*Request*
In full and without deviation, write out the entries that follow.

*Data to use*
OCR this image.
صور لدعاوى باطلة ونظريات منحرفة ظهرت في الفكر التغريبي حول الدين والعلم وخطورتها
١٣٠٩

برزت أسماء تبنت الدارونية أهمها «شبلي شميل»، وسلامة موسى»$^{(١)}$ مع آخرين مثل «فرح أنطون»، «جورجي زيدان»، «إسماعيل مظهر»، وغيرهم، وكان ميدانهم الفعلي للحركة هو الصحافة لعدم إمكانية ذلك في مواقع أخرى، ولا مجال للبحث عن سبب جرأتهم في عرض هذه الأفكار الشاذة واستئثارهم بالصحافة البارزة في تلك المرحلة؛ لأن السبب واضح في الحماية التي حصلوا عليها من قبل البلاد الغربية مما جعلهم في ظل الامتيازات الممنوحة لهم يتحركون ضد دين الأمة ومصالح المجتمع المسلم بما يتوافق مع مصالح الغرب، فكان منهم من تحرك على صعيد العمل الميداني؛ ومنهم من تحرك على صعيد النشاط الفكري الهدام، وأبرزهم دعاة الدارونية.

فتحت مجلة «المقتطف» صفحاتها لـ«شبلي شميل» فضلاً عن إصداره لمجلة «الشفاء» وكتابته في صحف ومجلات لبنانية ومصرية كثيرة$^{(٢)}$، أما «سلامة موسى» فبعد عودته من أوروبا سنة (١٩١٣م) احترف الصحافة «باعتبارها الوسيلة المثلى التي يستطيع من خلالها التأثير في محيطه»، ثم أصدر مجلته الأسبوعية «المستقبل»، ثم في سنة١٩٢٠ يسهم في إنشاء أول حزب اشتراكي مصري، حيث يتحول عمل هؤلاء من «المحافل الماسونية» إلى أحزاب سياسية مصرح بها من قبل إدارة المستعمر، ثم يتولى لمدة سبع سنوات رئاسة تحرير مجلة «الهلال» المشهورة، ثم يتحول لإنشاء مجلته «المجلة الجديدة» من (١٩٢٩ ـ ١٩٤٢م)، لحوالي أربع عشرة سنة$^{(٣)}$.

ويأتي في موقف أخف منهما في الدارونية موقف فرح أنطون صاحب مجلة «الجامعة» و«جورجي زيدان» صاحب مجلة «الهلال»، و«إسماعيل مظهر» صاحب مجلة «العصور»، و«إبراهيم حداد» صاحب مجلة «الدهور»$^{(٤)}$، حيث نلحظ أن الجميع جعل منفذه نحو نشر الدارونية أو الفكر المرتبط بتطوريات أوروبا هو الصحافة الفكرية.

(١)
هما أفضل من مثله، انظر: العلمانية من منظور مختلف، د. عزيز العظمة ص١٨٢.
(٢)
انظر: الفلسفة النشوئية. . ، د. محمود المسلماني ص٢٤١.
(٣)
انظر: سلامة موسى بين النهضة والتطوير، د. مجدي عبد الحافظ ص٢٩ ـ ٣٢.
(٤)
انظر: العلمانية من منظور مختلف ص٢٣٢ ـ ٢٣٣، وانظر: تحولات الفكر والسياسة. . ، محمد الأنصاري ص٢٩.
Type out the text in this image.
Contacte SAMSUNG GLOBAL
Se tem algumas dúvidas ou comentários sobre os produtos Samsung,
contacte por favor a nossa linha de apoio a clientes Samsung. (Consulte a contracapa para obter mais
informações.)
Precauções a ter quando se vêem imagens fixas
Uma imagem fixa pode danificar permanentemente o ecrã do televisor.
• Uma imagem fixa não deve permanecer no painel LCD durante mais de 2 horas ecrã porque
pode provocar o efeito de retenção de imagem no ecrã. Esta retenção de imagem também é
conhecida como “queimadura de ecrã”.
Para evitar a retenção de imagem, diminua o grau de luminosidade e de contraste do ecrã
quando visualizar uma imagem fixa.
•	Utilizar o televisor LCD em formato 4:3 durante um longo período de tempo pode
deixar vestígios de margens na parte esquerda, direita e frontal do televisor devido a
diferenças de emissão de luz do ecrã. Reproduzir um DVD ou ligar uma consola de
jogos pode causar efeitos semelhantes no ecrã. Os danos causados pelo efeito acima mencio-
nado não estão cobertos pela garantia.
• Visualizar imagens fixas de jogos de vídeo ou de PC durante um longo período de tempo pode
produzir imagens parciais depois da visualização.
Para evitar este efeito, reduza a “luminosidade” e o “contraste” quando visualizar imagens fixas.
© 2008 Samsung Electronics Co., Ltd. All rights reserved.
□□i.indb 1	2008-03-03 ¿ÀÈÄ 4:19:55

*Finished task*
OCR this image.
صور لدعاوى باطلة ونظريات منحرفة ظهرت في الفكر التغريبي حول الدين والعلم وخطورتها
١٣٠٩

برزت أسماء تبنت الدارونية أهمها «شبلي شميل»، وسلامة موسى»$^{(١)}$ مع آخرين مثل «فرح أنطون»، «جورجي زيدان»، «إسماعيل مظهر»، وغيرهم، وكان ميدانهم الفعلي للحركة هو الصحافة لعدم إمكانية ذلك في مواقع أخرى، ولا مجال للبحث عن سبب جرأتهم في عرض هذه الأفكار الشاذة واستئثارهم بالصحافة البارزة في تلك المرحلة؛ لأن السبب واضح في الحماية التي حصلوا عليها من قبل البلاد الغربية مما جعلهم في ظل الامتيازات الممنوحة لهم يتحركون ضد دين الأمة ومصالح المجتمع المسلم بما يتوافق مع مصالح الغرب، فكان منهم من تحرك على صعيد العمل الميداني؛ ومنهم من تحرك على صعيد النشاط الفكري الهدام، وأبرزهم دعاة الدارونية.

فتحت مجلة «المقتطف» صفحاتها لـ«شبلي شميل» فضلاً عن إصداره لمجلة «الشفاء» وكتابته في صحف ومجلات لبنانية ومصرية كثيرة$^{(٢)}$، أما «سلامة موسى» فبعد عودته من أوروبا سنة (١٩١٣م) احترف الصحافة «باعتبارها الوسيلة المثلى التي يستطيع من خلالها التأثير في محيطه»، ثم أصدر مجلته الأسبوعية «المستقبل»، ثم في سنة١٩٢٠ يسهم في إنشاء أول حزب اشتراكي مصري، حيث يتحول عمل هؤلاء من «المحافل الماسونية» إلى أحزاب سياسية مصرح بها من قبل إدارة المستعمر، ثم يتولى لمدة سبع سنوات رئاسة تحرير مجلة «الهلال» المشهورة، ثم يتحول لإنشاء مجلته «المجلة الجديدة» من (١٩٢٩ ـ ١٩٤٢م)، لحوالي أربع عشرة سنة$^{(٣)}$.

ويأتي في موقف أخف منهما في الدارونية موقف فرح أنطون صاحب مجلة «الجامعة» و«جورجي زيدان» صاحب مجلة «الهلال»، و«إسماعيل مظهر» صاحب مجلة «العصور»، و«إبراهيم حداد» صاحب مجلة «الدهور»$^{(٤)}$، حيث نلحظ أن الجميع جعل منفذه نحو نشر الدارونية أو الفكر المرتبط بتطوريات أوروبا هو الصحافة الفكرية.

(١)
هما أفضل من مثله، انظر: العلمانية من منظور مختلف، د. عزيز العظمة ص١٨٢.
(٢)
انظر: الفلسفة النشوئية. . ، د. محمود المسلماني ص٢٤١.
(٣)
انظر: سلامة موسى بين النهضة والتطوير، د. مجدي عبد الحافظ ص٢٩ ـ ٣٢.
(٤)
انظر: العلمانية من منظور مختلف ص٢٣٢ ـ ٢٣٣، وانظر: تحولات الفكر والسياسة. . ، محمد الأنصاري ص٢٩.
Type out the text in this image.
Contacte SAMSUNG GLOBAL
Se tem algumas dúvidas ou comentários sobre os produtos Samsung,
contacte por favor a nossa linha de apoio a clientes Samsung. (Consulte a contracapa para obter mais
informações.)
Precauções a ter quando se vêem imagens fixas
Uma imagem fixa pode danificar permanentemente o ecrã do televisor.
• Uma imagem fixa não deve permanecer no painel LCD durante mais de 2 horas ecrã porque
pode provocar o efeito de retenção de imagem no ecrã. Esta retenção de imagem também é
conhecida como “queimadura de ecrã”.
Para evitar a retenção de imagem, diminua o grau de luminosidade e de contraste do ecrã
quando visualizar uma imagem fixa.
•	Utilizar o televisor LCD em formato 4:3 durante um longo período de tempo pode
deixar vestígios de margens na parte esquerda, direita e frontal do televisor devido a
diferenças de emissão de luz do ecrã. Reproduzir um DVD ou ligar uma consola de
jogos pode causar efeitos semelhantes no ecrã. Os danos causados pelo efeito acima mencio-
nado não estão cobertos pela garantia.
• Visualizar imagens fixas de jogos de vídeo ou de PC durante um longo período de tempo pode
produzir imagens parciais depois da visualização.
Para evitar este efeito, reduza a “luminosidade” e o “contraste” quando visualizar imagens fixas.
© 2008 Samsung Electronics Co., Ltd. All rights reserved.
□□i.indb 1	2008-03-03 ¿ÀÈÄ 4:19:55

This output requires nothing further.